**Data for this exercise**
○ ○ ○ ○ ○
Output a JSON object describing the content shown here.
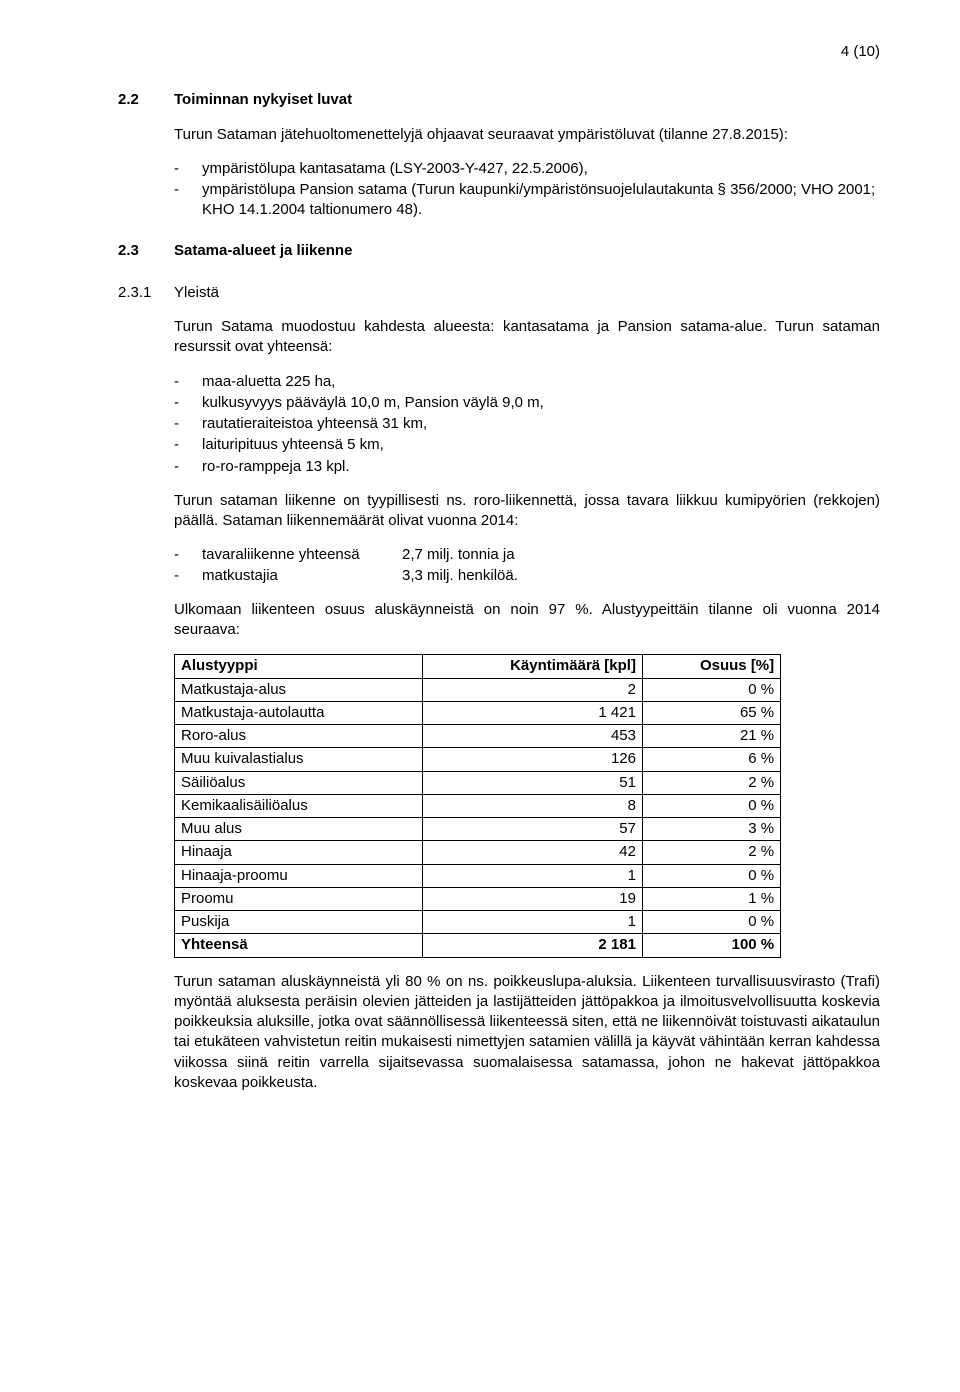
{
  "page_number": "4 (10)",
  "s22": {
    "num": "2.2",
    "title": "Toiminnan nykyiset luvat",
    "intro": "Turun Sataman jätehuoltomenettelyjä ohjaavat seuraavat ympäristöluvat (tilanne 27.8.2015):",
    "bullets": [
      "ympäristölupa kantasatama (LSY-2003-Y-427, 22.5.2006),",
      "ympäristölupa Pansion satama (Turun kaupunki/ympäristönsuojelulautakunta § 356/2000; VHO 2001; KHO 14.1.2004 taltionumero 48)."
    ]
  },
  "s23": {
    "num": "2.3",
    "title": "Satama-alueet ja liikenne"
  },
  "s231": {
    "num": "2.3.1",
    "title": "Yleistä",
    "p1": "Turun Satama muodostuu kahdesta alueesta: kantasatama ja Pansion satama-alue. Turun sataman resurssit ovat yhteensä:",
    "resources": [
      "maa-aluetta 225 ha,",
      "kulkusyvyys pääväylä 10,0 m, Pansion väylä 9,0 m,",
      "rautatieraiteistoa yhteensä 31 km,",
      "laituripituus yhteensä 5 km,",
      "ro-ro-ramppeja 13 kpl."
    ],
    "p2": "Turun sataman liikenne on tyypillisesti ns. roro-liikennettä, jossa tavara liikkuu kumipyörien (rekkojen) päällä. Sataman liikennemäärät olivat vuonna 2014:",
    "traffic": [
      {
        "label": "tavaraliikenne yhteensä",
        "value": "2,7 milj. tonnia ja"
      },
      {
        "label": "matkustajia",
        "value": "3,3 milj. henkilöä."
      }
    ],
    "p3": "Ulkomaan liikenteen osuus aluskäynneistä on noin 97 %. Alustyypeittäin tilanne oli vuonna 2014 seuraava:"
  },
  "table": {
    "columns": [
      "Alustyyppi",
      "Käyntimäärä [kpl]",
      "Osuus [%]"
    ],
    "rows": [
      [
        "Matkustaja-alus",
        "2",
        "0 %"
      ],
      [
        "Matkustaja-autolautta",
        "1 421",
        "65 %"
      ],
      [
        "Roro-alus",
        "453",
        "21 %"
      ],
      [
        "Muu kuivalastialus",
        "126",
        "6 %"
      ],
      [
        "Säiliöalus",
        "51",
        "2 %"
      ],
      [
        "Kemikaalisäiliöalus",
        "8",
        "0 %"
      ],
      [
        "Muu alus",
        "57",
        "3 %"
      ],
      [
        "Hinaaja",
        "42",
        "2 %"
      ],
      [
        "Hinaaja-proomu",
        "1",
        "0 %"
      ],
      [
        "Proomu",
        "19",
        "1 %"
      ],
      [
        "Puskija",
        "1",
        "0 %"
      ]
    ],
    "total": [
      "Yhteensä",
      "2 181",
      "100 %"
    ]
  },
  "final_para": "Turun sataman aluskäynneistä yli 80 % on ns. poikkeuslupa-aluksia. Liikenteen turvallisuusvirasto (Trafi) myöntää aluksesta peräisin olevien jätteiden ja lastijätteiden jättöpakkoa ja ilmoitusvelvollisuutta koskevia poikkeuksia aluksille, jotka ovat säännöllisessä liikenteessä siten, että ne liikennöivät toistuvasti aikataulun tai etukäteen vahvistetun reitin mukaisesti nimettyjen satamien välillä ja käyvät vähintään kerran kahdessa viikossa siinä reitin varrella sijaitsevassa suomalaisessa satamassa, johon ne hakevat jättöpakkoa koskevaa poikkeusta."
}
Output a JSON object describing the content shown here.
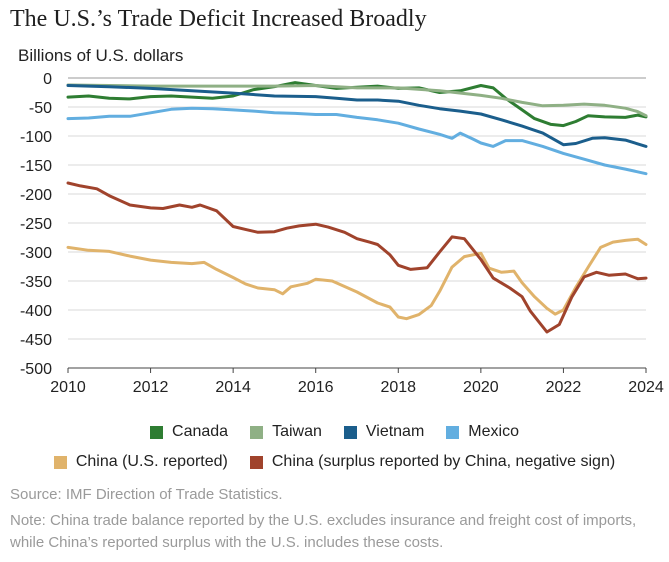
○ ○ ○ ○ ○
**Problem description**
Copy the whole listing above word for word but do not carry over the pictures.

**Output of the task**
Output a JSON object describing the content shown here.
{
  "page_number": "4 (10)",
  "s22": {
    "num": "2.2",
    "title": "Toiminnan nykyiset luvat",
    "intro": "Turun Sataman jätehuoltomenettelyjä ohjaavat seuraavat ympäristöluvat (tilanne 27.8.2015):",
    "bullets": [
      "ympäristölupa kantasatama (LSY-2003-Y-427, 22.5.2006),",
      "ympäristölupa Pansion satama (Turun kaupunki/ympäristönsuojelulautakunta § 356/2000; VHO 2001; KHO 14.1.2004 taltionumero 48)."
    ]
  },
  "s23": {
    "num": "2.3",
    "title": "Satama-alueet ja liikenne"
  },
  "s231": {
    "num": "2.3.1",
    "title": "Yleistä",
    "p1": "Turun Satama muodostuu kahdesta alueesta: kantasatama ja Pansion satama-alue. Turun sataman resurssit ovat yhteensä:",
    "resources": [
      "maa-aluetta 225 ha,",
      "kulkusyvyys pääväylä 10,0 m, Pansion väylä 9,0 m,",
      "rautatieraiteistoa yhteensä 31 km,",
      "laituripituus yhteensä 5 km,",
      "ro-ro-ramppeja 13 kpl."
    ],
    "p2": "Turun sataman liikenne on tyypillisesti ns. roro-liikennettä, jossa tavara liikkuu kumipyörien (rekkojen) päällä. Sataman liikennemäärät olivat vuonna 2014:",
    "traffic": [
      {
        "label": "tavaraliikenne yhteensä",
        "value": "2,7 milj. tonnia ja"
      },
      {
        "label": "matkustajia",
        "value": "3,3 milj. henkilöä."
      }
    ],
    "p3": "Ulkomaan liikenteen osuus aluskäynneistä on noin 97 %. Alustyypeittäin tilanne oli vuonna 2014 seuraava:"
  },
  "table": {
    "columns": [
      "Alustyyppi",
      "Käyntimäärä [kpl]",
      "Osuus [%]"
    ],
    "rows": [
      [
        "Matkustaja-alus",
        "2",
        "0 %"
      ],
      [
        "Matkustaja-autolautta",
        "1 421",
        "65 %"
      ],
      [
        "Roro-alus",
        "453",
        "21 %"
      ],
      [
        "Muu kuivalastialus",
        "126",
        "6 %"
      ],
      [
        "Säiliöalus",
        "51",
        "2 %"
      ],
      [
        "Kemikaalisäiliöalus",
        "8",
        "0 %"
      ],
      [
        "Muu alus",
        "57",
        "3 %"
      ],
      [
        "Hinaaja",
        "42",
        "2 %"
      ],
      [
        "Hinaaja-proomu",
        "1",
        "0 %"
      ],
      [
        "Proomu",
        "19",
        "1 %"
      ],
      [
        "Puskija",
        "1",
        "0 %"
      ]
    ],
    "total": [
      "Yhteensä",
      "2 181",
      "100 %"
    ]
  },
  "final_para": "Turun sataman aluskäynneistä yli 80 % on ns. poikkeuslupa-aluksia. Liikenteen turvallisuusvirasto (Trafi) myöntää aluksesta peräisin olevien jätteiden ja lastijätteiden jättöpakkoa ja ilmoitusvelvollisuutta koskevia poikkeuksia aluksille, jotka ovat säännöllisessä liikenteessä siten, että ne liikennöivät toistuvasti aikataulun tai etukäteen vahvistetun reitin mukaisesti nimettyjen satamien välillä ja käyvät vähintään kerran kahdessa viikossa siinä reitin varrella sijaitsevassa suomalaisessa satamassa, johon ne hakevat jättöpakkoa koskevaa poikkeusta."
}
Output a JSON object describing the content shown here.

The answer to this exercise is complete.